• Written task
Restate every line of the material, word for word.

** Start Supplied records **

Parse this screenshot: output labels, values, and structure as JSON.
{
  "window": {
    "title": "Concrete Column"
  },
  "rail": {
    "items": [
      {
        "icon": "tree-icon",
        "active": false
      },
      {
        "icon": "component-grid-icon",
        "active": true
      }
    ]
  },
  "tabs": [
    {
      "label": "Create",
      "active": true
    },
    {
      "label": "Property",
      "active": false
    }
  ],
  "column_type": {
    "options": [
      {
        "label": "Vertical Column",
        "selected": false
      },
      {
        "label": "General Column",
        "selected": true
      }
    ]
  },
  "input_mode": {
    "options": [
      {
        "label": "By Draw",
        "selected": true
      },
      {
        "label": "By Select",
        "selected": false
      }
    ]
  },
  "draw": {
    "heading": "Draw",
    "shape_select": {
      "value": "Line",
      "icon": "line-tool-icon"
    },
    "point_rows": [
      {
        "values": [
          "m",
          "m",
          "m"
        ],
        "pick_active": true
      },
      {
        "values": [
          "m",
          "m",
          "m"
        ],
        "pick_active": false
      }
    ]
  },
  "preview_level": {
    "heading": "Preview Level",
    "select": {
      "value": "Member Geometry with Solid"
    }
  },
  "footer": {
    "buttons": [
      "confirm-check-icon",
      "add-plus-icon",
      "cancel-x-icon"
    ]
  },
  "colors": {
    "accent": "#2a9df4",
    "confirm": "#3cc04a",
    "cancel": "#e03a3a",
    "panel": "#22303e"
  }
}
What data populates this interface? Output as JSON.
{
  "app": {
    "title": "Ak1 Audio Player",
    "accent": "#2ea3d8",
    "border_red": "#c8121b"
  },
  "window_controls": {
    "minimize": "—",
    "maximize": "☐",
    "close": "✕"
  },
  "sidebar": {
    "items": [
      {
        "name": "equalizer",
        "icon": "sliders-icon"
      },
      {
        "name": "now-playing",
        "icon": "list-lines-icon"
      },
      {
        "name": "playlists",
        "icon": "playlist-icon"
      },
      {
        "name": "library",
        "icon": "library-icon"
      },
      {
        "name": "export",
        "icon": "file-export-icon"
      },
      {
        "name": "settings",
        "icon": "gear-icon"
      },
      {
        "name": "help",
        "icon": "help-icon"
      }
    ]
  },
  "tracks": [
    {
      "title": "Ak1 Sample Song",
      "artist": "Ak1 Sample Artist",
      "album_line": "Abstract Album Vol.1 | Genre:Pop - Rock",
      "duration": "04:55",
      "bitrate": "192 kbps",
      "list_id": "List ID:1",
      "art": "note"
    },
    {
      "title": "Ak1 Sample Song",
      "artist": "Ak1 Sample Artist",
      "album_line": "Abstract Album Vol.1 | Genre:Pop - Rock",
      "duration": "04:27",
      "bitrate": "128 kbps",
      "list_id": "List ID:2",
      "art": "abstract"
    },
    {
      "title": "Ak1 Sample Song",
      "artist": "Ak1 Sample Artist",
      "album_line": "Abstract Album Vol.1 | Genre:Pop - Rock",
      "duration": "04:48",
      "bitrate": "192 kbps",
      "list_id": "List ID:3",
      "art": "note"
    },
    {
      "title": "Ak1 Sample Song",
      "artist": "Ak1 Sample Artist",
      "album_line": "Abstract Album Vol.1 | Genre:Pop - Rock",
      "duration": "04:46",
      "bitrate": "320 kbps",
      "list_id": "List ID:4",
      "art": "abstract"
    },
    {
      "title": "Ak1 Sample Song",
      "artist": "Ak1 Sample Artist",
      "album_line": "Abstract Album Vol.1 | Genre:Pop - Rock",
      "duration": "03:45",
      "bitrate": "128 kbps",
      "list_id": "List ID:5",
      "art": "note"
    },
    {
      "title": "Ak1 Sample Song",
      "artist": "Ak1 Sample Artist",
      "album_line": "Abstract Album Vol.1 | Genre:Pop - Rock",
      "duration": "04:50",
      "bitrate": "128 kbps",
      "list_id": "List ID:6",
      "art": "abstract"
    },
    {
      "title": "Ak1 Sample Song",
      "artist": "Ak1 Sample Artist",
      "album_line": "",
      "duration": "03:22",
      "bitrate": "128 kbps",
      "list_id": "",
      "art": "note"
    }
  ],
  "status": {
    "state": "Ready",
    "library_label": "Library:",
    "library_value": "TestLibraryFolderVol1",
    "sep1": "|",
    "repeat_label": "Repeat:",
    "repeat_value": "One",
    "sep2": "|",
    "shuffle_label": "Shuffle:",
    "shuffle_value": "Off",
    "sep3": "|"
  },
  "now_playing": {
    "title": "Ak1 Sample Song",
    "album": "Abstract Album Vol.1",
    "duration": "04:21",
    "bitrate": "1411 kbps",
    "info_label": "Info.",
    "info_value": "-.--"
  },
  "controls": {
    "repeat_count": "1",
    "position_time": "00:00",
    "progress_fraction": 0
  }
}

** End Supplied records **

• Result of this exercise
Parse this screenshot: output labels, values, and structure as JSON.
{
  "window": {
    "title": "Concrete Column"
  },
  "rail": {
    "items": [
      {
        "icon": "tree-icon",
        "active": false
      },
      {
        "icon": "component-grid-icon",
        "active": true
      }
    ]
  },
  "tabs": [
    {
      "label": "Create",
      "active": true
    },
    {
      "label": "Property",
      "active": false
    }
  ],
  "column_type": {
    "options": [
      {
        "label": "Vertical Column",
        "selected": false
      },
      {
        "label": "General Column",
        "selected": true
      }
    ]
  },
  "input_mode": {
    "options": [
      {
        "label": "By Draw",
        "selected": true
      },
      {
        "label": "By Select",
        "selected": false
      }
    ]
  },
  "draw": {
    "heading": "Draw",
    "shape_select": {
      "value": "Line",
      "icon": "line-tool-icon"
    },
    "point_rows": [
      {
        "values": [
          "m",
          "m",
          "m"
        ],
        "pick_active": true
      },
      {
        "values": [
          "m",
          "m",
          "m"
        ],
        "pick_active": false
      }
    ]
  },
  "preview_level": {
    "heading": "Preview Level",
    "select": {
      "value": "Member Geometry with Solid"
    }
  },
  "footer": {
    "buttons": [
      "confirm-check-icon",
      "add-plus-icon",
      "cancel-x-icon"
    ]
  },
  "colors": {
    "accent": "#2a9df4",
    "confirm": "#3cc04a",
    "cancel": "#e03a3a",
    "panel": "#22303e"
  }
}
What data populates this interface? Output as JSON.
{
  "app": {
    "title": "Ak1 Audio Player",
    "accent": "#2ea3d8",
    "border_red": "#c8121b"
  },
  "window_controls": {
    "minimize": "—",
    "maximize": "☐",
    "close": "✕"
  },
  "sidebar": {
    "items": [
      {
        "name": "equalizer",
        "icon": "sliders-icon"
      },
      {
        "name": "now-playing",
        "icon": "list-lines-icon"
      },
      {
        "name": "playlists",
        "icon": "playlist-icon"
      },
      {
        "name": "library",
        "icon": "library-icon"
      },
      {
        "name": "export",
        "icon": "file-export-icon"
      },
      {
        "name": "settings",
        "icon": "gear-icon"
      },
      {
        "name": "help",
        "icon": "help-icon"
      }
    ]
  },
  "tracks": [
    {
      "title": "Ak1 Sample Song",
      "artist": "Ak1 Sample Artist",
      "album_line": "Abstract Album Vol.1 | Genre:Pop - Rock",
      "duration": "04:55",
      "bitrate": "192 kbps",
      "list_id": "List ID:1",
      "art": "note"
    },
    {
      "title": "Ak1 Sample Song",
      "artist": "Ak1 Sample Artist",
      "album_line": "Abstract Album Vol.1 | Genre:Pop - Rock",
      "duration": "04:27",
      "bitrate": "128 kbps",
      "list_id": "List ID:2",
      "art": "abstract"
    },
    {
      "title": "Ak1 Sample Song",
      "artist": "Ak1 Sample Artist",
      "album_line": "Abstract Album Vol.1 | Genre:Pop - Rock",
      "duration": "04:48",
      "bitrate": "192 kbps",
      "list_id": "List ID:3",
      "art": "note"
    },
    {
      "title": "Ak1 Sample Song",
      "artist": "Ak1 Sample Artist",
      "album_line": "Abstract Album Vol.1 | Genre:Pop - Rock",
      "duration": "04:46",
      "bitrate": "320 kbps",
      "list_id": "List ID:4",
      "art": "abstract"
    },
    {
      "title": "Ak1 Sample Song",
      "artist": "Ak1 Sample Artist",
      "album_line": "Abstract Album Vol.1 | Genre:Pop - Rock",
      "duration": "03:45",
      "bitrate": "128 kbps",
      "list_id": "List ID:5",
      "art": "note"
    },
    {
      "title": "Ak1 Sample Song",
      "artist": "Ak1 Sample Artist",
      "album_line": "Abstract Album Vol.1 | Genre:Pop - Rock",
      "duration": "04:50",
      "bitrate": "128 kbps",
      "list_id": "List ID:6",
      "art": "abstract"
    },
    {
      "title": "Ak1 Sample Song",
      "artist": "Ak1 Sample Artist",
      "album_line": "",
      "duration": "03:22",
      "bitrate": "128 kbps",
      "list_id": "",
      "art": "note"
    }
  ],
  "status": {
    "state": "Ready",
    "library_label": "Library:",
    "library_value": "TestLibraryFolderVol1",
    "sep1": "|",
    "repeat_label": "Repeat:",
    "repeat_value": "One",
    "sep2": "|",
    "shuffle_label": "Shuffle:",
    "shuffle_value": "Off",
    "sep3": "|"
  },
  "now_playing": {
    "title": "Ak1 Sample Song",
    "album": "Abstract Album Vol.1",
    "duration": "04:21",
    "bitrate": "1411 kbps",
    "info_label": "Info.",
    "info_value": "-.--"
  },
  "controls": {
    "repeat_count": "1",
    "position_time": "00:00",
    "progress_fraction": 0
  }
}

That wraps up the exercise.